**The exercise:**
Reproduce the entries exactly.
** Start of Provided records **
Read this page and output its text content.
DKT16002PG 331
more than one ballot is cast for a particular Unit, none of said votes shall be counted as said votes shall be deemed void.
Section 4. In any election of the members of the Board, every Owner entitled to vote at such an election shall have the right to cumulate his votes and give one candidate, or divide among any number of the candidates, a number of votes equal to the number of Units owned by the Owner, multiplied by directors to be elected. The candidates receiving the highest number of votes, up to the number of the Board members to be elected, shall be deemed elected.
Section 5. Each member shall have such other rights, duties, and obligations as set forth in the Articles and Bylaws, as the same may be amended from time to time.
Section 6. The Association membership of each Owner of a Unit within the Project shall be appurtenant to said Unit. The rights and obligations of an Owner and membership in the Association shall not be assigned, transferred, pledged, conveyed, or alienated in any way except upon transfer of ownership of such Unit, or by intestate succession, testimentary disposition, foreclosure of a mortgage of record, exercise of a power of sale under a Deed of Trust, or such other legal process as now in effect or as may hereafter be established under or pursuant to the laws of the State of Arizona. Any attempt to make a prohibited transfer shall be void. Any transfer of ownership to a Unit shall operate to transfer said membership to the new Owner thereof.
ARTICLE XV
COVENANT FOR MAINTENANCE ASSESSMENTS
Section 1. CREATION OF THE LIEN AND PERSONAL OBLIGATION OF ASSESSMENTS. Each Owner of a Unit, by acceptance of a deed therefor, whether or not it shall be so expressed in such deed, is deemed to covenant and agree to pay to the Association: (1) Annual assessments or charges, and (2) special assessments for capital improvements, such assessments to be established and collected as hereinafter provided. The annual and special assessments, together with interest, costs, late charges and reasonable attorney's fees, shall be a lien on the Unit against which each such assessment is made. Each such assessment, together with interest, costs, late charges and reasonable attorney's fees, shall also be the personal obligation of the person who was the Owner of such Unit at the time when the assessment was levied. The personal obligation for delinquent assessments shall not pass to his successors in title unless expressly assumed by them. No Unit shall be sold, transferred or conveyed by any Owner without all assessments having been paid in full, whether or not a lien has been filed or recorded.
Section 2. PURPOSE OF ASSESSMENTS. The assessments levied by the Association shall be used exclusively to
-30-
** End of Provided records **
**Correct output:**
Read this page and output its text content.
DKT16002PG 331
more than one ballot is cast for a particular Unit, none of said votes shall be counted as said votes shall be deemed void.
Section 4. In any election of the members of the Board, every Owner entitled to vote at such an election shall have the right to cumulate his votes and give one candidate, or divide among any number of the candidates, a number of votes equal to the number of Units owned by the Owner, multiplied by directors to be elected. The candidates receiving the highest number of votes, up to the number of the Board members to be elected, shall be deemed elected.
Section 5. Each member shall have such other rights, duties, and obligations as set forth in the Articles and Bylaws, as the same may be amended from time to time.
Section 6. The Association membership of each Owner of a Unit within the Project shall be appurtenant to said Unit. The rights and obligations of an Owner and membership in the Association shall not be assigned, transferred, pledged, conveyed, or alienated in any way except upon transfer of ownership of such Unit, or by intestate succession, testimentary disposition, foreclosure of a mortgage of record, exercise of a power of sale under a Deed of Trust, or such other legal process as now in effect or as may hereafter be established under or pursuant to the laws of the State of Arizona. Any attempt to make a prohibited transfer shall be void. Any transfer of ownership to a Unit shall operate to transfer said membership to the new Owner thereof.
ARTICLE XV
COVENANT FOR MAINTENANCE ASSESSMENTS
Section 1. CREATION OF THE LIEN AND PERSONAL OBLIGATION OF ASSESSMENTS. Each Owner of a Unit, by acceptance of a deed therefor, whether or not it shall be so expressed in such deed, is deemed to covenant and agree to pay to the Association: (1) Annual assessments or charges, and (2) special assessments for capital improvements, such assessments to be established and collected as hereinafter provided. The annual and special assessments, together with interest, costs, late charges and reasonable attorney's fees, shall be a lien on the Unit against which each such assessment is made. Each such assessment, together with interest, costs, late charges and reasonable attorney's fees, shall also be the personal obligation of the person who was the Owner of such Unit at the time when the assessment was levied. The personal obligation for delinquent assessments shall not pass to his successors in title unless expressly assumed by them. No Unit shall be sold, transferred or conveyed by any Owner without all assessments having been paid in full, whether or not a lien has been filed or recorded.
Section 2. PURPOSE OF ASSESSMENTS. The assessments levied by the Association shall be used exclusively to
-30-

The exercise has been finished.